§ **WORK TO BE COMPLETED**: Reproduce all the material exactly, minus any pictures it holds.

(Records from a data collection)

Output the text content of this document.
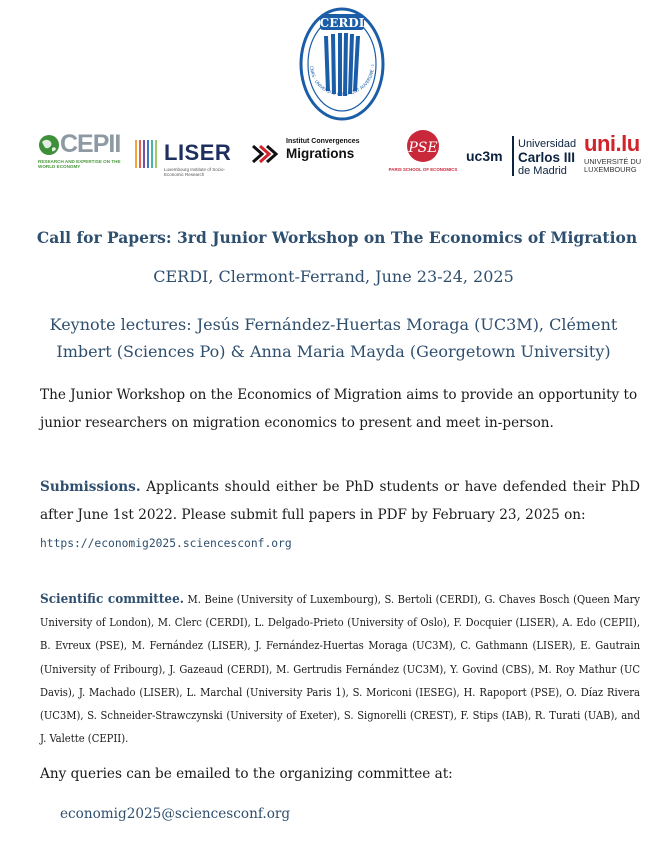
CERDI
CNRS · UNIVERSITÉ CLERMONT AUVERGNE · I
CEPII
RESEARCH AND EXPERTISE ON THE WORLD ECONOMY
LISER
Luxembourg Institute of Socio-Economic Research
Institut Convergences
Migrations	PSE
PARIS SCHOOL OF ECONOMICS
uc3m
Universidad
Carlos III
de Madrid
uni.lu
UNIVERSITÉ DU
LUXEMBOURG
Call for Papers: 3rd Junior Workshop on The Economics of Migration
CERDI, Clermont-Ferrand, June 23-24, 2025
Keynote lectures: Jesús Fernández-Huertas Moraga (UC3M), Clément Imbert (Sciences Po) & Anna Maria Mayda (Georgetown University)
The Junior Workshop on the Economics of Migration aims to provide an opportunity to junior researchers on migration economics to present and meet in-person.
Submissions. Applicants should either be PhD students or have defended their PhD after June 1st 2022. Please submit full papers in PDF by February 23, 2025 on:
https://economig2025.sciencesconf.org
Scientific committee. M. Beine (University of Luxembourg), S. Bertoli (CERDI), G. Chaves Bosch (Queen Mary University of London), M. Clerc (CERDI), L. Delgado-Prieto (University of Oslo), F. Docquier (LISER), A. Edo (CEPII), B. Evreux (PSE), M. Fernández (LISER), J. Fernández-Huertas Moraga (UC3M), C. Gathmann (LISER), E. Gautrain (University of Fribourg), J. Gazeaud (CERDI), M. Gertrudis Fernández (UC3M), Y. Govind (CBS), M. Roy Mathur (UC Davis), J. Machado (LISER), L. Marchal (University Paris 1), S. Moriconi (IESEG), H. Rapoport (PSE), O. Díaz Rivera (UC3M), S. Schneider-Strawczynski (University of Exeter), S. Signorelli (CREST), F. Stips (IAB), R. Turati (UAB), and J. Valette (CEPII).
Any queries can be emailed to the organizing committee at:
economig2025@sciencesconf.org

§ **PROBLEM SOLUTION**:
Output the text content of this document.
CERDI
CNRS · UNIVERSITÉ CLERMONT AUVERGNE · I
CEPII
RESEARCH AND EXPERTISE ON THE WORLD ECONOMY
LISER
Luxembourg Institute of Socio-Economic Research
Institut Convergences
Migrations	PSE
PARIS SCHOOL OF ECONOMICS
uc3m
Universidad
Carlos III
de Madrid
uni.lu
UNIVERSITÉ DU
LUXEMBOURG
Call for Papers: 3rd Junior Workshop on The Economics of Migration
CERDI, Clermont-Ferrand, June 23-24, 2025
Keynote lectures: Jesús Fernández-Huertas Moraga (UC3M), Clément Imbert (Sciences Po) & Anna Maria Mayda (Georgetown University)
The Junior Workshop on the Economics of Migration aims to provide an opportunity to junior researchers on migration economics to present and meet in-person.
Submissions. Applicants should either be PhD students or have defended their PhD after June 1st 2022. Please submit full papers in PDF by February 23, 2025 on:
https://economig2025.sciencesconf.org
Scientific committee. M. Beine (University of Luxembourg), S. Bertoli (CERDI), G. Chaves Bosch (Queen Mary University of London), M. Clerc (CERDI), L. Delgado-Prieto (University of Oslo), F. Docquier (LISER), A. Edo (CEPII), B. Evreux (PSE), M. Fernández (LISER), J. Fernández-Huertas Moraga (UC3M), C. Gathmann (LISER), E. Gautrain (University of Fribourg), J. Gazeaud (CERDI), M. Gertrudis Fernández (UC3M), Y. Govind (CBS), M. Roy Mathur (UC Davis), J. Machado (LISER), L. Marchal (University Paris 1), S. Moriconi (IESEG), H. Rapoport (PSE), O. Díaz Rivera (UC3M), S. Schneider-Strawczynski (University of Exeter), S. Signorelli (CREST), F. Stips (IAB), R. Turati (UAB), and J. Valette (CEPII).
Any queries can be emailed to the organizing committee at:
economig2025@sciencesconf.org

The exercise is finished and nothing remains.